## WRITTEN EXERCISE
List each line of the data in which the string "partons" appears.

## GIVEN RECORDS
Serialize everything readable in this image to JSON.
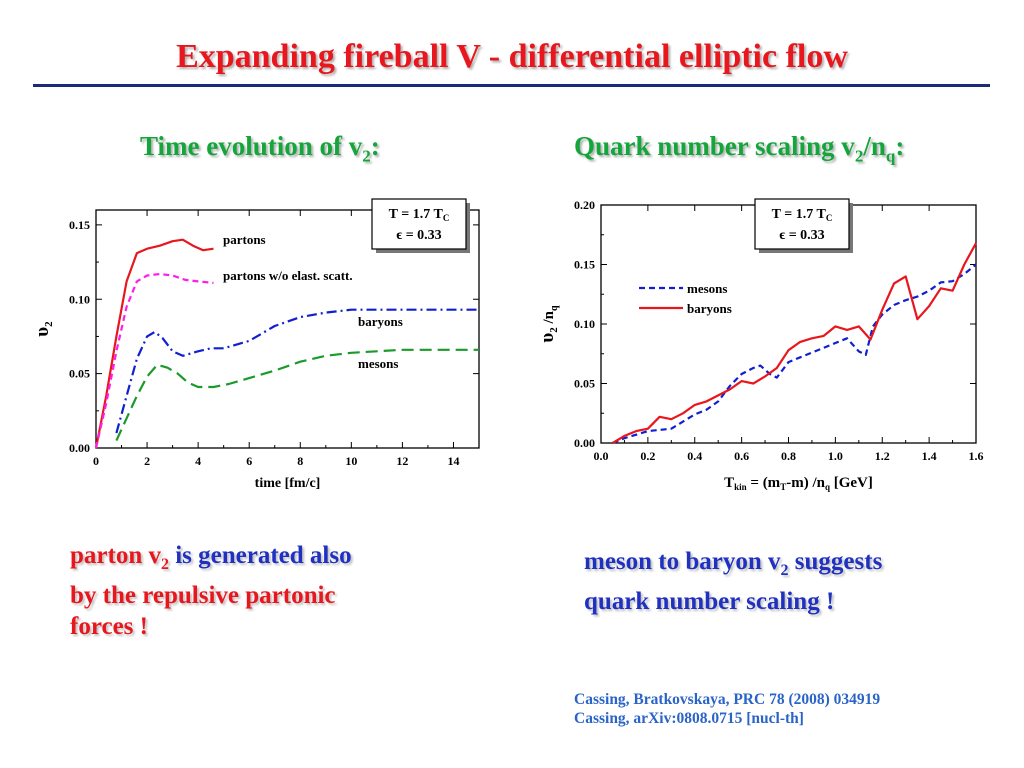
{
  "slide": {
    "title": "Expanding fireball V - differential elliptic flow",
    "left_heading": {
      "pre": "Time evolution of v",
      "sub": "2",
      "post": ":"
    },
    "right_heading": {
      "pre": "Quark number scaling v",
      "sub1": "2",
      "mid": "/n",
      "sub2": "q",
      "post": ":"
    },
    "left_note": {
      "p1": "parton v",
      "p1sub": "2",
      "p2": " is generated also",
      "line2": "by the repulsive partonic",
      "line3": "forces !"
    },
    "right_note": {
      "p1": "meson to baryon v",
      "p1sub": "2",
      "p2": " suggests",
      "line2": "quark number scaling !"
    },
    "refs": [
      "Cassing, Bratkovskaya, PRC 78 (2008) 034919",
      "Cassing,  arXiv:0808.0715 [nucl-th]"
    ]
  },
  "chart_data": [
    {
      "type": "line",
      "xlabel": "time [fm/c]",
      "ylabel": {
        "main": "υ",
        "sub": "2"
      },
      "xlim": [
        0,
        15
      ],
      "ylim": [
        0,
        0.16
      ],
      "xticks": [
        "0",
        "2",
        "4",
        "6",
        "8",
        "10",
        "12",
        "14"
      ],
      "yticks": [
        "0.00",
        "0.05",
        "0.10",
        "0.15"
      ],
      "inset": {
        "line1": "T = 1.7 T",
        "line1sub": "C",
        "line2": "ϵ = 0.33"
      },
      "series": [
        {
          "name": "partons",
          "color": "#e8171d",
          "dash": "solid",
          "x": [
            0,
            0.4,
            0.8,
            1.2,
            1.6,
            2.0,
            2.5,
            3.0,
            3.4,
            3.8,
            4.2,
            4.6
          ],
          "y": [
            0,
            0.035,
            0.075,
            0.112,
            0.131,
            0.134,
            0.136,
            0.139,
            0.14,
            0.136,
            0.133,
            0.134
          ]
        },
        {
          "name": "partons w/o elast. scatt.",
          "color": "#ff1ee8",
          "dash": "dash",
          "x": [
            0,
            0.4,
            0.8,
            1.2,
            1.6,
            2.0,
            2.5,
            3.0,
            3.5,
            4.0,
            4.6
          ],
          "y": [
            0,
            0.03,
            0.065,
            0.095,
            0.112,
            0.116,
            0.117,
            0.116,
            0.113,
            0.112,
            0.111
          ]
        },
        {
          "name": "baryons",
          "color": "#1020d0",
          "dash": "dashdot",
          "x": [
            0.8,
            1.2,
            1.6,
            2.0,
            2.3,
            2.6,
            3.0,
            3.4,
            4.0,
            4.5,
            5.0,
            6.0,
            7.0,
            8.0,
            9.0,
            10.0,
            11.0,
            12.0,
            13.0,
            14.0,
            15.0
          ],
          "y": [
            0.01,
            0.035,
            0.06,
            0.075,
            0.078,
            0.074,
            0.065,
            0.062,
            0.065,
            0.067,
            0.067,
            0.072,
            0.082,
            0.088,
            0.091,
            0.093,
            0.093,
            0.093,
            0.093,
            0.093,
            0.093
          ]
        },
        {
          "name": "mesons",
          "color": "#1a9a2a",
          "dash": "longdash",
          "x": [
            0.8,
            1.2,
            1.6,
            2.0,
            2.4,
            2.8,
            3.2,
            3.6,
            4.0,
            4.6,
            5.2,
            6.0,
            7.0,
            8.0,
            9.0,
            10.0,
            11.0,
            12.0,
            13.0,
            14.0,
            15.0
          ],
          "y": [
            0.005,
            0.02,
            0.035,
            0.048,
            0.056,
            0.054,
            0.05,
            0.044,
            0.041,
            0.041,
            0.043,
            0.047,
            0.052,
            0.058,
            0.062,
            0.064,
            0.065,
            0.066,
            0.066,
            0.066,
            0.066
          ]
        }
      ]
    },
    {
      "type": "line",
      "xlabel": {
        "p1": "T",
        "p1sub": "kin",
        "p2": " = (m",
        "p2sub": "T",
        "p3": "-m) /n",
        "p3sub": "q",
        "p4": "    [GeV]"
      },
      "ylabel": {
        "main": "υ",
        "sub": "2",
        "mid": " /n",
        "sub2": "q"
      },
      "xlim": [
        0,
        1.6
      ],
      "ylim": [
        0,
        0.2
      ],
      "xticks": [
        "0.0",
        "0.2",
        "0.4",
        "0.6",
        "0.8",
        "1.0",
        "1.2",
        "1.4",
        "1.6"
      ],
      "yticks": [
        "0.00",
        "0.05",
        "0.10",
        "0.15",
        "0.20"
      ],
      "inset": {
        "line1": "T = 1.7 T",
        "line1sub": "C",
        "line2": "ϵ = 0.33"
      },
      "series": [
        {
          "name": "mesons",
          "color": "#1020d0",
          "dash": "dash",
          "x": [
            0.05,
            0.1,
            0.15,
            0.2,
            0.25,
            0.3,
            0.35,
            0.4,
            0.45,
            0.5,
            0.55,
            0.6,
            0.65,
            0.68,
            0.72,
            0.75,
            0.8,
            0.85,
            0.9,
            0.95,
            1.0,
            1.05,
            1.1,
            1.13,
            1.16,
            1.2,
            1.25,
            1.3,
            1.35,
            1.4,
            1.45,
            1.5,
            1.55,
            1.6
          ],
          "y": [
            0.0,
            0.004,
            0.007,
            0.01,
            0.011,
            0.012,
            0.018,
            0.024,
            0.028,
            0.035,
            0.048,
            0.058,
            0.063,
            0.065,
            0.058,
            0.055,
            0.068,
            0.072,
            0.076,
            0.08,
            0.084,
            0.088,
            0.077,
            0.074,
            0.098,
            0.108,
            0.116,
            0.12,
            0.123,
            0.128,
            0.135,
            0.136,
            0.142,
            0.15
          ]
        },
        {
          "name": "baryons",
          "color": "#e8171d",
          "dash": "solid",
          "x": [
            0.05,
            0.1,
            0.15,
            0.2,
            0.25,
            0.3,
            0.35,
            0.4,
            0.45,
            0.5,
            0.55,
            0.6,
            0.65,
            0.7,
            0.75,
            0.8,
            0.85,
            0.9,
            0.95,
            1.0,
            1.05,
            1.1,
            1.15,
            1.2,
            1.25,
            1.3,
            1.35,
            1.4,
            1.45,
            1.5,
            1.55,
            1.6
          ],
          "y": [
            0.0,
            0.006,
            0.01,
            0.012,
            0.022,
            0.02,
            0.025,
            0.032,
            0.035,
            0.04,
            0.045,
            0.052,
            0.05,
            0.056,
            0.063,
            0.078,
            0.085,
            0.088,
            0.09,
            0.098,
            0.095,
            0.098,
            0.087,
            0.112,
            0.134,
            0.14,
            0.104,
            0.115,
            0.13,
            0.128,
            0.15,
            0.168
          ]
        }
      ]
    }
  ]
}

## SOLUTION TO THE PROBLEM
          "name": "partons",
          "name": "partons w/o elast. scatt.",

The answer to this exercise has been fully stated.